____ TEXTO FORNECIDO

A nova proposta para o plano de saúde privado do servidor, com alterações também no regime previdenciário, foi costurada pela oposição ao prefeito. A discussão foi feita pelos vereadores Antonio Carlos Garmes e João Parreira, ambos do PSDB, e José Clemente Rezende (PSB). Garmes se reuniu no último final de semana com o secretário de Economia e Finanças, Raul Gomes Duarte Neto, para discutir o assunto.
O secretário de Finanças gostou da alternativa e a apresentou ao prefeito. Ontem, Nilson Costa fez a proposta ao Sindicato dos Servidores Municipais (Sinserm). Segundo Antonio Carlos Garmes, a alternativa visa manter a contribuição atual dos servidores entre o que é descontado para previdência e o que será desembolsado para a saúde privada. Esta condição vinha sendo defendida pelo sindicato, que não aceitava que os servidores passassem a pagar mais por um benefício que já era existente.
Assim, a oposição sugeriu a Raul Duarte que o desconto em folha para a saúde fosse de 4% e não de 5% como está no projeto em tramitação na Câmara. Da mesma forma, o Executivo se comprometeria em enviar para a Câmara, ainda nesta semana, um projeto que reduz a contribuição previdenciária de 8% para 6% para o servidor e de 10% para 8% para a Prefeitura. A intenção é que o servidor recolha 10% para saúde e previdência, ao invés dos 13% previstos no primeiro projeto sobre a saúde privada, que acabou sendo retirado pelo Executivo.
Já a Prefeitura, que passaria a bancar um teto de R$ 350 mil/mês para a saúde, reduziria a cota patronal em dois pontos percentuais. Em valores, a mudança significaria cerca de R$ 110 mil mensais a menos de contribuição, valor que agregado à extinção do Pasep e outras medidas financiaria a continuidade do benefício do plano de saúde privado do servidor.

________
____ MATERIAL DE ORIGEM

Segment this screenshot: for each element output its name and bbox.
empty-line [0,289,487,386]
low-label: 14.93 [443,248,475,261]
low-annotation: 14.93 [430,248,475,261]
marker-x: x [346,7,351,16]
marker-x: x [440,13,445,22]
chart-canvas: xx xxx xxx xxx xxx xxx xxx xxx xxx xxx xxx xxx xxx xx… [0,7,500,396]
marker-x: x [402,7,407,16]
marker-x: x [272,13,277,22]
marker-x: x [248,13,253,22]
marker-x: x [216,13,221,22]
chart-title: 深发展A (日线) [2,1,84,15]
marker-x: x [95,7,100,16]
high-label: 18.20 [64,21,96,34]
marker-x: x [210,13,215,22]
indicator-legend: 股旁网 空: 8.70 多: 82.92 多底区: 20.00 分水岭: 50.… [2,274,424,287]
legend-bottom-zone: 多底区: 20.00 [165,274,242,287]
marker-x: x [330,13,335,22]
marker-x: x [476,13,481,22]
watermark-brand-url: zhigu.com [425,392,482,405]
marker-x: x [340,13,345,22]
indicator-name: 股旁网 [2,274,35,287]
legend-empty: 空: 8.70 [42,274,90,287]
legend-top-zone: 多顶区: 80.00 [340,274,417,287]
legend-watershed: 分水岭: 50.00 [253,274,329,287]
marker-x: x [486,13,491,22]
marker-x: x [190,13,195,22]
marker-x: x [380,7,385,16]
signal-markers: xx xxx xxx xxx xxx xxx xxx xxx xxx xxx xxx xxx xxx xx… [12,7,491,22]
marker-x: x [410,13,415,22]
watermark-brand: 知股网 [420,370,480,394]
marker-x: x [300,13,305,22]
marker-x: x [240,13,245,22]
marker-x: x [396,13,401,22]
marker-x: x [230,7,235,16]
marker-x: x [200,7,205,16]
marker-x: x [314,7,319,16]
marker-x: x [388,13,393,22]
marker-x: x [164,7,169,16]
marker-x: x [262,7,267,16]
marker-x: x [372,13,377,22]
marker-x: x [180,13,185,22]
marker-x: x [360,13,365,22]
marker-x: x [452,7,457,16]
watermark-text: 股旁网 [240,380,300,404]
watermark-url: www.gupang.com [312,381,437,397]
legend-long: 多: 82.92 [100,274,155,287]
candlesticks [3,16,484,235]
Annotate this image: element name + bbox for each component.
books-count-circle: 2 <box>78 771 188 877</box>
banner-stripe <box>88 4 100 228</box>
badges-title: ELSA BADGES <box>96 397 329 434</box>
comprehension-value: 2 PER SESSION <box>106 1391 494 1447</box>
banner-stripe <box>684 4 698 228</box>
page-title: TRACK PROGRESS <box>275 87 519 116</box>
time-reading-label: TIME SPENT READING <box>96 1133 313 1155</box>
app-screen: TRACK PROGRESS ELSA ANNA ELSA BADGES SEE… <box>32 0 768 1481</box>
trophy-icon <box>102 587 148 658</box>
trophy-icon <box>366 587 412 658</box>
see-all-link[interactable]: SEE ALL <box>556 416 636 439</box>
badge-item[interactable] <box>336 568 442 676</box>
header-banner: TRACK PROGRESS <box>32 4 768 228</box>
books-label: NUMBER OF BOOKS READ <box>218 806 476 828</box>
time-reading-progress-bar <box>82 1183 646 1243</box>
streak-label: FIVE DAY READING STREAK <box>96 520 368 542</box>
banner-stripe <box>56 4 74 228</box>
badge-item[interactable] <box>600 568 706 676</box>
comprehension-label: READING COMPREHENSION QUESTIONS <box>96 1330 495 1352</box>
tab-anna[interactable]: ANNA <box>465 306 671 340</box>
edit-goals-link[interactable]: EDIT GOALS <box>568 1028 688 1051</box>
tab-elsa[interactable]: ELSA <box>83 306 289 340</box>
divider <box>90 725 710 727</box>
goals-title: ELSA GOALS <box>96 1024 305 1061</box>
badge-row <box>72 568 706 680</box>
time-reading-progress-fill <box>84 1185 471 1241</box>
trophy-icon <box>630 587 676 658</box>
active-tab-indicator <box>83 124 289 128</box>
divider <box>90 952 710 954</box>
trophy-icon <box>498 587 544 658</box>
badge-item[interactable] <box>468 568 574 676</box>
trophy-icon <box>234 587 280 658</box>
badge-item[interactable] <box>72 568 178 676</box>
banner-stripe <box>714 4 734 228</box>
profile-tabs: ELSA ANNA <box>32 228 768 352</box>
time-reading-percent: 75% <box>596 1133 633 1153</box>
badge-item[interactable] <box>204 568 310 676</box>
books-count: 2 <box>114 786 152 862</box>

________

_INSTRUÇÕES DA TAREFA_: Transcreva o trecho do texto sobre o plano de saúde dos servidores que começa em "Assim, a oposição" e termina em "retirado pelo Executivo.". Os dados não têm nenhum papel nesta tarefa.

_RESPOSTA DA TAREFA_:
Assim, a oposição sugeriu a Raul Duarte que o desconto em folha para a saúde fosse de 4% e não de 5% como está no projeto em tramitação na Câmara. Da mesma forma, o Executivo se comprometeria em enviar para a Câmara, ainda nesta semana, um projeto que reduz a contribuição previdenciária de 8% para 6% para o servidor e de 10% para 8% para a Prefeitura. A intenção é que o servidor recolha 10% para saúde e previdência, ao invés dos 13% previstos no primeiro projeto sobre a saúde privada, que acabou sendo retirado pelo Executivo.